_EXERCISE TASK_.
Retype all of the entries word for word.

_EXTRACTED DATA_.
· · · · ·

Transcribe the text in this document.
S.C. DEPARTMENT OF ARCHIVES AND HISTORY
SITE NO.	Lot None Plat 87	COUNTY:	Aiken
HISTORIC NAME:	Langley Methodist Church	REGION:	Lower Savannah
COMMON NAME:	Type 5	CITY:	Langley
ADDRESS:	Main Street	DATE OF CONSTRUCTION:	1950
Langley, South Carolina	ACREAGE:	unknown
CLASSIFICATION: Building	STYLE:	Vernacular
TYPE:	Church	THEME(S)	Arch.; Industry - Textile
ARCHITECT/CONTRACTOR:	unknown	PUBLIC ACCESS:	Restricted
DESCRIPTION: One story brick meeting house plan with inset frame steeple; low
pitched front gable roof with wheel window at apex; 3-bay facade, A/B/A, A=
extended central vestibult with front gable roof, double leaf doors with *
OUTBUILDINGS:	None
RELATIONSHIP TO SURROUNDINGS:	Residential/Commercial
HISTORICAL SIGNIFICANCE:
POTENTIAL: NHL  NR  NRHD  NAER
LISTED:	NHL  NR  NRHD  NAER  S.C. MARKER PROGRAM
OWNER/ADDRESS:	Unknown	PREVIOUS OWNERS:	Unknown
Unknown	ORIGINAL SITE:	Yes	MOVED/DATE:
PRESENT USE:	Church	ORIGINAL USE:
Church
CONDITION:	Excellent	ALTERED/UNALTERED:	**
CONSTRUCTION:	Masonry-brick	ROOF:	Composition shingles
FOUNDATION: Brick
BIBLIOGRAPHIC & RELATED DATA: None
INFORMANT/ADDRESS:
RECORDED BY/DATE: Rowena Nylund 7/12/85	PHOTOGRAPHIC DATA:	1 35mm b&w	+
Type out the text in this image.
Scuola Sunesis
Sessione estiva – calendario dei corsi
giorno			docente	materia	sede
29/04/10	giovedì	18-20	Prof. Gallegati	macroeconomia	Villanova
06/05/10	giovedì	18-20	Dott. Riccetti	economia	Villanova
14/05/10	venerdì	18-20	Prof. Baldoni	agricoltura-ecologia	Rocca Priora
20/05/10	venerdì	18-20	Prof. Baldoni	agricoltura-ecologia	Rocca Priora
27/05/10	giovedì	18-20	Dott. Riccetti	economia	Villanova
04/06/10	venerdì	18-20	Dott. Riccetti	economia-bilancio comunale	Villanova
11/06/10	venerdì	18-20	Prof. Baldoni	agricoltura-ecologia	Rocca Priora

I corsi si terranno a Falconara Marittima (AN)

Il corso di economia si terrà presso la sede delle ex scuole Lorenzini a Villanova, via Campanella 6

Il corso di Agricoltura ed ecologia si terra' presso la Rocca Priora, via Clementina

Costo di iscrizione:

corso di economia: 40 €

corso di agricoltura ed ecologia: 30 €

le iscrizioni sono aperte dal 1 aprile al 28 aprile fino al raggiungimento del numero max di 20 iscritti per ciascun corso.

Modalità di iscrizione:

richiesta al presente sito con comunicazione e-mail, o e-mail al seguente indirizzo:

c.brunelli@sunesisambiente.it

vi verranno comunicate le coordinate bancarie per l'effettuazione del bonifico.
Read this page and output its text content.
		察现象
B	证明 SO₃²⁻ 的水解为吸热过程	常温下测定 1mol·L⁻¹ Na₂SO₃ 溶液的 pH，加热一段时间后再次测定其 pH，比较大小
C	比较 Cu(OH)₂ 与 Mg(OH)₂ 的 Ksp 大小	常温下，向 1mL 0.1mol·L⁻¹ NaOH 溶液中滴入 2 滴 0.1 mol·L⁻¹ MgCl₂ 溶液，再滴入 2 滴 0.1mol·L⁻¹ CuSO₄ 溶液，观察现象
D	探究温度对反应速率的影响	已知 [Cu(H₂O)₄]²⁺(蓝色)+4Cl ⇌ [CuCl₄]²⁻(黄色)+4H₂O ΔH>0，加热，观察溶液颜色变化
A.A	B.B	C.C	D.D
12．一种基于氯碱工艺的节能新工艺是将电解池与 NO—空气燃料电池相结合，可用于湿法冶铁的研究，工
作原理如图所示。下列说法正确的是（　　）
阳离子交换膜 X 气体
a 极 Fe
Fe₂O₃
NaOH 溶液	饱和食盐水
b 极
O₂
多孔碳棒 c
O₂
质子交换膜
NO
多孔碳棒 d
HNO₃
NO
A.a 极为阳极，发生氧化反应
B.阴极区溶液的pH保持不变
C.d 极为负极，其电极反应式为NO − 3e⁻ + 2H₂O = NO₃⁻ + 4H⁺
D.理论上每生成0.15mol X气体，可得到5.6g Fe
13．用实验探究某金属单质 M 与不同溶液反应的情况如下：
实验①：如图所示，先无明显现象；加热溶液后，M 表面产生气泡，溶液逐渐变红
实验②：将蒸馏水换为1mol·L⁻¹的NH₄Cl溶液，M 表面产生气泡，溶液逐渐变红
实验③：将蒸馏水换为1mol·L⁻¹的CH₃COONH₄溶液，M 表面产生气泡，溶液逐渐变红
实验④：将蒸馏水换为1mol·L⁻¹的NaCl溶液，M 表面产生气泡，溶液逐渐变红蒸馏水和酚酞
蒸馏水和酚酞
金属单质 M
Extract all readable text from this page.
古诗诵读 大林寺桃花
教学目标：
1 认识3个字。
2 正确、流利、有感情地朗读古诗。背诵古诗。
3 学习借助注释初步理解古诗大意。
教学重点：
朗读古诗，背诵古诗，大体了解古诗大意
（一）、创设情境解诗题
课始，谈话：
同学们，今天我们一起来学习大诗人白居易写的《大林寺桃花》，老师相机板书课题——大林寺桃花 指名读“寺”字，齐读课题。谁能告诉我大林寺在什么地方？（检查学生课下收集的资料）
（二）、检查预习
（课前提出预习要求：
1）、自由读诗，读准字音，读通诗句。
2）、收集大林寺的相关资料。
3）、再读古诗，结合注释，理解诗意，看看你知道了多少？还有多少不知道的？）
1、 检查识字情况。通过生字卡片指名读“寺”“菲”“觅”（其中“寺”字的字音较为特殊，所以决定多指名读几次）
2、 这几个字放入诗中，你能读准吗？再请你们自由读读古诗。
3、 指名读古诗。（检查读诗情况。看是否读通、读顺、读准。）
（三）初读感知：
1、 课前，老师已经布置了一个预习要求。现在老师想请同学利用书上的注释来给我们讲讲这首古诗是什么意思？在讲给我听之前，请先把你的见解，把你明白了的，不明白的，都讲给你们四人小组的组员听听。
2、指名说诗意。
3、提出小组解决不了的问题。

· · · · ·

_RESPONSE FOR THIS EXERCISE_.
Transcribe the text in this document.
S.C. DEPARTMENT OF ARCHIVES AND HISTORY
SITE NO.	Lot None Plat 87	COUNTY:	Aiken
HISTORIC NAME:	Langley Methodist Church	REGION:	Lower Savannah
COMMON NAME:	Type 5	CITY:	Langley
ADDRESS:	Main Street	DATE OF CONSTRUCTION:	1950
Langley, South Carolina	ACREAGE:	unknown
CLASSIFICATION: Building	STYLE:	Vernacular
TYPE:	Church	THEME(S)	Arch.; Industry - Textile
ARCHITECT/CONTRACTOR:	unknown	PUBLIC ACCESS:	Restricted
DESCRIPTION: One story brick meeting house plan with inset frame steeple; low
pitched front gable roof with wheel window at apex; 3-bay facade, A/B/A, A=
extended central vestibult with front gable roof, double leaf doors with *
OUTBUILDINGS:	None
RELATIONSHIP TO SURROUNDINGS:	Residential/Commercial
HISTORICAL SIGNIFICANCE:
POTENTIAL: NHL  NR  NRHD  NAER
LISTED:	NHL  NR  NRHD  NAER  S.C. MARKER PROGRAM
OWNER/ADDRESS:	Unknown	PREVIOUS OWNERS:	Unknown
Unknown	ORIGINAL SITE:	Yes	MOVED/DATE:
PRESENT USE:	Church	ORIGINAL USE:
Church
CONDITION:	Excellent	ALTERED/UNALTERED:	**
CONSTRUCTION:	Masonry-brick	ROOF:	Composition shingles
FOUNDATION: Brick
BIBLIOGRAPHIC & RELATED DATA: None
INFORMANT/ADDRESS:
RECORDED BY/DATE: Rowena Nylund 7/12/85	PHOTOGRAPHIC DATA:	1 35mm b&w	+
Type out the text in this image.
Scuola Sunesis
Sessione estiva – calendario dei corsi
giorno			docente	materia	sede
29/04/10	giovedì	18-20	Prof. Gallegati	macroeconomia	Villanova
06/05/10	giovedì	18-20	Dott. Riccetti	economia	Villanova
14/05/10	venerdì	18-20	Prof. Baldoni	agricoltura-ecologia	Rocca Priora
20/05/10	venerdì	18-20	Prof. Baldoni	agricoltura-ecologia	Rocca Priora
27/05/10	giovedì	18-20	Dott. Riccetti	economia	Villanova
04/06/10	venerdì	18-20	Dott. Riccetti	economia-bilancio comunale	Villanova
11/06/10	venerdì	18-20	Prof. Baldoni	agricoltura-ecologia	Rocca Priora

I corsi si terranno a Falconara Marittima (AN)

Il corso di economia si terrà presso la sede delle ex scuole Lorenzini a Villanova, via Campanella 6

Il corso di Agricoltura ed ecologia si terra' presso la Rocca Priora, via Clementina

Costo di iscrizione:

corso di economia: 40 €

corso di agricoltura ed ecologia: 30 €

le iscrizioni sono aperte dal 1 aprile al 28 aprile fino al raggiungimento del numero max di 20 iscritti per ciascun corso.

Modalità di iscrizione:

richiesta al presente sito con comunicazione e-mail, o e-mail al seguente indirizzo:

c.brunelli@sunesisambiente.it

vi verranno comunicate le coordinate bancarie per l'effettuazione del bonifico.
Read this page and output its text content.
		察现象
B	证明 SO₃²⁻ 的水解为吸热过程	常温下测定 1mol·L⁻¹ Na₂SO₃ 溶液的 pH，加热一段时间后再次测定其 pH，比较大小
C	比较 Cu(OH)₂ 与 Mg(OH)₂ 的 Ksp 大小	常温下，向 1mL 0.1mol·L⁻¹ NaOH 溶液中滴入 2 滴 0.1 mol·L⁻¹ MgCl₂ 溶液，再滴入 2 滴 0.1mol·L⁻¹ CuSO₄ 溶液，观察现象
D	探究温度对反应速率的影响	已知 [Cu(H₂O)₄]²⁺(蓝色)+4Cl ⇌ [CuCl₄]²⁻(黄色)+4H₂O ΔH>0，加热，观察溶液颜色变化
A.A	B.B	C.C	D.D
12．一种基于氯碱工艺的节能新工艺是将电解池与 NO—空气燃料电池相结合，可用于湿法冶铁的研究，工
作原理如图所示。下列说法正确的是（　　）
阳离子交换膜 X 气体
a 极 Fe
Fe₂O₃
NaOH 溶液	饱和食盐水
b 极
O₂
多孔碳棒 c
O₂
质子交换膜
NO
多孔碳棒 d
HNO₃
NO
A.a 极为阳极，发生氧化反应
B.阴极区溶液的pH保持不变
C.d 极为负极，其电极反应式为NO − 3e⁻ + 2H₂O = NO₃⁻ + 4H⁺
D.理论上每生成0.15mol X气体，可得到5.6g Fe
13．用实验探究某金属单质 M 与不同溶液反应的情况如下：
实验①：如图所示，先无明显现象；加热溶液后，M 表面产生气泡，溶液逐渐变红
实验②：将蒸馏水换为1mol·L⁻¹的NH₄Cl溶液，M 表面产生气泡，溶液逐渐变红
实验③：将蒸馏水换为1mol·L⁻¹的CH₃COONH₄溶液，M 表面产生气泡，溶液逐渐变红
实验④：将蒸馏水换为1mol·L⁻¹的NaCl溶液，M 表面产生气泡，溶液逐渐变红蒸馏水和酚酞
蒸馏水和酚酞
金属单质 M
Extract all readable text from this page.
古诗诵读 大林寺桃花
教学目标：
1 认识3个字。
2 正确、流利、有感情地朗读古诗。背诵古诗。
3 学习借助注释初步理解古诗大意。
教学重点：
朗读古诗，背诵古诗，大体了解古诗大意
（一）、创设情境解诗题
课始，谈话：
同学们，今天我们一起来学习大诗人白居易写的《大林寺桃花》，老师相机板书课题——大林寺桃花 指名读“寺”字，齐读课题。谁能告诉我大林寺在什么地方？（检查学生课下收集的资料）
（二）、检查预习
（课前提出预习要求：
1）、自由读诗，读准字音，读通诗句。
2）、收集大林寺的相关资料。
3）、再读古诗，结合注释，理解诗意，看看你知道了多少？还有多少不知道的？）
1、 检查识字情况。通过生字卡片指名读“寺”“菲”“觅”（其中“寺”字的字音较为特殊，所以决定多指名读几次）
2、 这几个字放入诗中，你能读准吗？再请你们自由读读古诗。
3、 指名读古诗。（检查读诗情况。看是否读通、读顺、读准。）
（三）初读感知：
1、 课前，老师已经布置了一个预习要求。现在老师想请同学利用书上的注释来给我们讲讲这首古诗是什么意思？在讲给我听之前，请先把你的见解，把你明白了的，不明白的，都讲给你们四人小组的组员听听。
2、指名说诗意。
3、提出小组解决不了的问题。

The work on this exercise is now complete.